_GIVEN EXERCISE_: Copy out all the data, word for word.

_DATA SHOWN_:

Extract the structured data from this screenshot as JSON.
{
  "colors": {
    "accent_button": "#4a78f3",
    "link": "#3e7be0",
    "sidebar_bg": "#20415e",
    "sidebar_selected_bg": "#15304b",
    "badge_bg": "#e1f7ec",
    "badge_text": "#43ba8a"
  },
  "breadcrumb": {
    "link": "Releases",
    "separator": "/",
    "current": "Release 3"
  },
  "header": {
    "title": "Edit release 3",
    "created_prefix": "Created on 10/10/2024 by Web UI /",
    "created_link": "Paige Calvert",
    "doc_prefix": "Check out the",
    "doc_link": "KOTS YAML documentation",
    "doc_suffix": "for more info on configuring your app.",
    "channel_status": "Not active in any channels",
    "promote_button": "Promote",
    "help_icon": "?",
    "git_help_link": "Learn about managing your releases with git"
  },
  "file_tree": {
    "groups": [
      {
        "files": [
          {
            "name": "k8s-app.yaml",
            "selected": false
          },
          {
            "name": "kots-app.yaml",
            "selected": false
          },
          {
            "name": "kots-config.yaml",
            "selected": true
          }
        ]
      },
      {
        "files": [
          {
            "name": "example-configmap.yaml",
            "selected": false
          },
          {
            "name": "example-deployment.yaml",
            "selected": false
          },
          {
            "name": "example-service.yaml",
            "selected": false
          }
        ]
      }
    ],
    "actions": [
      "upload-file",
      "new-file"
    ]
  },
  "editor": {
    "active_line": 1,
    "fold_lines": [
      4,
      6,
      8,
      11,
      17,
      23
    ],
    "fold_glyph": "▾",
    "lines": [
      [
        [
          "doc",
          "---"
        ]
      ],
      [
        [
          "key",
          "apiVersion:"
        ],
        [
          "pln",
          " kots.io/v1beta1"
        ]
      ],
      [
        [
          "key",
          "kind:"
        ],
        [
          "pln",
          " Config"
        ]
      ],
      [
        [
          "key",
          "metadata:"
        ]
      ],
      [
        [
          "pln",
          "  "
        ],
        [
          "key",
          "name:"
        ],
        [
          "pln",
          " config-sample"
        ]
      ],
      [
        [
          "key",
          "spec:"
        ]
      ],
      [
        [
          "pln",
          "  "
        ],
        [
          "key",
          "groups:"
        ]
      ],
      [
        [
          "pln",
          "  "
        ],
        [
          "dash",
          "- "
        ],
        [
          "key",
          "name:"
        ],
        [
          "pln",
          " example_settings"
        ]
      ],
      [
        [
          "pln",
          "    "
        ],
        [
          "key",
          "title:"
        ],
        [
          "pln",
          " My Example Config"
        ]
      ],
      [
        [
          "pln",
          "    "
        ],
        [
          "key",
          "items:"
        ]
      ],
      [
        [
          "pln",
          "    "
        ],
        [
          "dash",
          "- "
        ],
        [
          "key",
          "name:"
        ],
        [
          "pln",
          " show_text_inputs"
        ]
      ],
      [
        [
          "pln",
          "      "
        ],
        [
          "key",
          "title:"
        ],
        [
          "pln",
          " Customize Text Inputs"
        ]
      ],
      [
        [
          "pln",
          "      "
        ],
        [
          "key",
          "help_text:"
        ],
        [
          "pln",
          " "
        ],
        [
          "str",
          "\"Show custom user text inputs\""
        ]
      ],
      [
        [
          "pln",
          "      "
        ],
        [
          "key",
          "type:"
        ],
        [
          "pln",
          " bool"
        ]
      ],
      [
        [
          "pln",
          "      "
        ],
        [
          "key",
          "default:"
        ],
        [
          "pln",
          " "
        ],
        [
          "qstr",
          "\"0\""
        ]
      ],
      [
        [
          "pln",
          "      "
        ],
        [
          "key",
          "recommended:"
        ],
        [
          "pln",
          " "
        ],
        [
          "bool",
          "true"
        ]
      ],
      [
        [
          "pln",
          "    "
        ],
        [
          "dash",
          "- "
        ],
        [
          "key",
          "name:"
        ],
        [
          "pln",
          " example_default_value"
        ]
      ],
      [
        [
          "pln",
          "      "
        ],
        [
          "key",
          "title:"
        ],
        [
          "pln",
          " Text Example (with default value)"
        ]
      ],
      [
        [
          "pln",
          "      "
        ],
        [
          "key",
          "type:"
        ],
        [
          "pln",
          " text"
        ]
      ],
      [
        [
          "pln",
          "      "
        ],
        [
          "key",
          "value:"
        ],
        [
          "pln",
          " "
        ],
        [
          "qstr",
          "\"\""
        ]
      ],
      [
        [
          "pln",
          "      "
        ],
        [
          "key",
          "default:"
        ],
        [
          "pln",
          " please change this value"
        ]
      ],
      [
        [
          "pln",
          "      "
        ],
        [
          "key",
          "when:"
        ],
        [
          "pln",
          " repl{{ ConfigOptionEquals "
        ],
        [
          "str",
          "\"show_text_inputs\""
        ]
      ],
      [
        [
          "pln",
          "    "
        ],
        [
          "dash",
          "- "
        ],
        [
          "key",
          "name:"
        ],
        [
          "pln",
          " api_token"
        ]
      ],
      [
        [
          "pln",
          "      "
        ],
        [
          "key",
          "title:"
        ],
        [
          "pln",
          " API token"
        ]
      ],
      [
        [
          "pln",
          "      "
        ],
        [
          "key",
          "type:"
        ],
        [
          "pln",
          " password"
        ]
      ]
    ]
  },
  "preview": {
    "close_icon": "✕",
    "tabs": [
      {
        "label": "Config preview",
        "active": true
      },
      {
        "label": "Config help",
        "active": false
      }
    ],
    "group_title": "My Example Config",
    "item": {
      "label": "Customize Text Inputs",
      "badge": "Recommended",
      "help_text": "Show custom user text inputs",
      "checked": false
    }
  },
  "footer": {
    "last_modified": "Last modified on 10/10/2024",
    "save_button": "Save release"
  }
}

_EXERCISE OUTPUT_:
Extract the structured data from this screenshot as JSON.
{
  "colors": {
    "accent_button": "#4a78f3",
    "link": "#3e7be0",
    "sidebar_bg": "#20415e",
    "sidebar_selected_bg": "#15304b",
    "badge_bg": "#e1f7ec",
    "badge_text": "#43ba8a"
  },
  "breadcrumb": {
    "link": "Releases",
    "separator": "/",
    "current": "Release 3"
  },
  "header": {
    "title": "Edit release 3",
    "created_prefix": "Created on 10/10/2024 by Web UI /",
    "created_link": "Paige Calvert",
    "doc_prefix": "Check out the",
    "doc_link": "KOTS YAML documentation",
    "doc_suffix": "for more info on configuring your app.",
    "channel_status": "Not active in any channels",
    "promote_button": "Promote",
    "help_icon": "?",
    "git_help_link": "Learn about managing your releases with git"
  },
  "file_tree": {
    "groups": [
      {
        "files": [
          {
            "name": "k8s-app.yaml",
            "selected": false
          },
          {
            "name": "kots-app.yaml",
            "selected": false
          },
          {
            "name": "kots-config.yaml",
            "selected": true
          }
        ]
      },
      {
        "files": [
          {
            "name": "example-configmap.yaml",
            "selected": false
          },
          {
            "name": "example-deployment.yaml",
            "selected": false
          },
          {
            "name": "example-service.yaml",
            "selected": false
          }
        ]
      }
    ],
    "actions": [
      "upload-file",
      "new-file"
    ]
  },
  "editor": {
    "active_line": 1,
    "fold_lines": [
      4,
      6,
      8,
      11,
      17,
      23
    ],
    "fold_glyph": "▾",
    "lines": [
      [
        [
          "doc",
          "---"
        ]
      ],
      [
        [
          "key",
          "apiVersion:"
        ],
        [
          "pln",
          " kots.io/v1beta1"
        ]
      ],
      [
        [
          "key",
          "kind:"
        ],
        [
          "pln",
          " Config"
        ]
      ],
      [
        [
          "key",
          "metadata:"
        ]
      ],
      [
        [
          "pln",
          "  "
        ],
        [
          "key",
          "name:"
        ],
        [
          "pln",
          " config-sample"
        ]
      ],
      [
        [
          "key",
          "spec:"
        ]
      ],
      [
        [
          "pln",
          "  "
        ],
        [
          "key",
          "groups:"
        ]
      ],
      [
        [
          "pln",
          "  "
        ],
        [
          "dash",
          "- "
        ],
        [
          "key",
          "name:"
        ],
        [
          "pln",
          " example_settings"
        ]
      ],
      [
        [
          "pln",
          "    "
        ],
        [
          "key",
          "title:"
        ],
        [
          "pln",
          " My Example Config"
        ]
      ],
      [
        [
          "pln",
          "    "
        ],
        [
          "key",
          "items:"
        ]
      ],
      [
        [
          "pln",
          "    "
        ],
        [
          "dash",
          "- "
        ],
        [
          "key",
          "name:"
        ],
        [
          "pln",
          " show_text_inputs"
        ]
      ],
      [
        [
          "pln",
          "      "
        ],
        [
          "key",
          "title:"
        ],
        [
          "pln",
          " Customize Text Inputs"
        ]
      ],
      [
        [
          "pln",
          "      "
        ],
        [
          "key",
          "help_text:"
        ],
        [
          "pln",
          " "
        ],
        [
          "str",
          "\"Show custom user text inputs\""
        ]
      ],
      [
        [
          "pln",
          "      "
        ],
        [
          "key",
          "type:"
        ],
        [
          "pln",
          " bool"
        ]
      ],
      [
        [
          "pln",
          "      "
        ],
        [
          "key",
          "default:"
        ],
        [
          "pln",
          " "
        ],
        [
          "qstr",
          "\"0\""
        ]
      ],
      [
        [
          "pln",
          "      "
        ],
        [
          "key",
          "recommended:"
        ],
        [
          "pln",
          " "
        ],
        [
          "bool",
          "true"
        ]
      ],
      [
        [
          "pln",
          "    "
        ],
        [
          "dash",
          "- "
        ],
        [
          "key",
          "name:"
        ],
        [
          "pln",
          " example_default_value"
        ]
      ],
      [
        [
          "pln",
          "      "
        ],
        [
          "key",
          "title:"
        ],
        [
          "pln",
          " Text Example (with default value)"
        ]
      ],
      [
        [
          "pln",
          "      "
        ],
        [
          "key",
          "type:"
        ],
        [
          "pln",
          " text"
        ]
      ],
      [
        [
          "pln",
          "      "
        ],
        [
          "key",
          "value:"
        ],
        [
          "pln",
          " "
        ],
        [
          "qstr",
          "\"\""
        ]
      ],
      [
        [
          "pln",
          "      "
        ],
        [
          "key",
          "default:"
        ],
        [
          "pln",
          " please change this value"
        ]
      ],
      [
        [
          "pln",
          "      "
        ],
        [
          "key",
          "when:"
        ],
        [
          "pln",
          " repl{{ ConfigOptionEquals "
        ],
        [
          "str",
          "\"show_text_inputs\""
        ]
      ],
      [
        [
          "pln",
          "    "
        ],
        [
          "dash",
          "- "
        ],
        [
          "key",
          "name:"
        ],
        [
          "pln",
          " api_token"
        ]
      ],
      [
        [
          "pln",
          "      "
        ],
        [
          "key",
          "title:"
        ],
        [
          "pln",
          " API token"
        ]
      ],
      [
        [
          "pln",
          "      "
        ],
        [
          "key",
          "type:"
        ],
        [
          "pln",
          " password"
        ]
      ]
    ]
  },
  "preview": {
    "close_icon": "✕",
    "tabs": [
      {
        "label": "Config preview",
        "active": true
      },
      {
        "label": "Config help",
        "active": false
      }
    ],
    "group_title": "My Example Config",
    "item": {
      "label": "Customize Text Inputs",
      "badge": "Recommended",
      "help_text": "Show custom user text inputs",
      "checked": false
    }
  },
  "footer": {
    "last_modified": "Last modified on 10/10/2024",
    "save_button": "Save release"
  }
}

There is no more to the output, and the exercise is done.